▸ PROBLEM TO WORK ON:
In the material below, the lines containing the word "виды" are required; copy each of them.

(Recorded data)
________

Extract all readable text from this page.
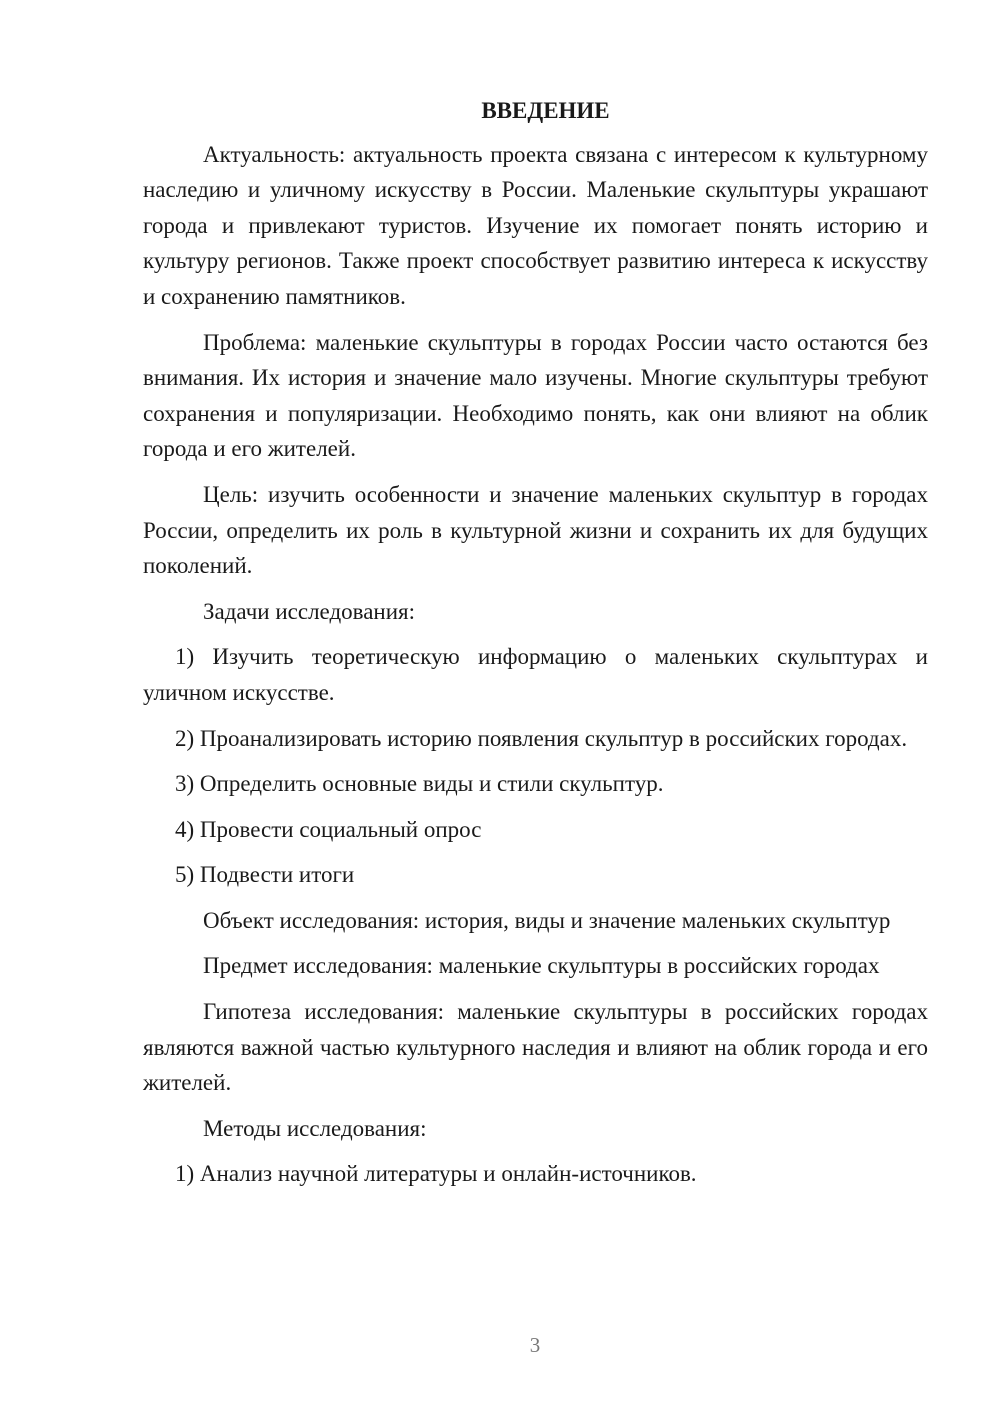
ВВЕДЕНИЕ

Актуальность: актуальность проекта связана с интересом к культурному наследию и уличному искусству в России. Маленькие скульптуры украшают города и привлекают туристов. Изучение их помогает понять историю и культуру регионов. Также проект способствует развитию интереса к искусству и сохранению памятников.

Проблема: маленькие скульптуры в городах России часто остаются без внимания. Их история и значение мало изучены. Многие скульптуры требуют сохранения и популяризации. Необходимо понять, как они влияют на облик города и его жителей.

Цель: изучить особенности и значение маленьких скульптур в городах России, определить их роль в культурной жизни и сохранить их для будущих поколений.

Задачи исследования:

1) Изучить теоретическую информацию о маленьких скульптурах и уличном искусстве.

2) Проанализировать историю появления скульптур в российских городах.

3) Определить основные виды и стили скульптур.

4) Провести социальный опрос

5) Подвести итоги

Объект исследования: история, виды и значение маленьких скульптур

Предмет исследования: маленькие скульптуры в российских городах

Гипотеза исследования: маленькие скульптуры в российских городах являются важной частью культурного наследия и влияют на облик города и его жителей.

Методы исследования:

1) Анализ научной литературы и онлайн-источников.

3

________

▸ ANSWER:
3) Определить основные виды и стили скульптур.
Объект исследования: история, виды и значение маленьких скульптур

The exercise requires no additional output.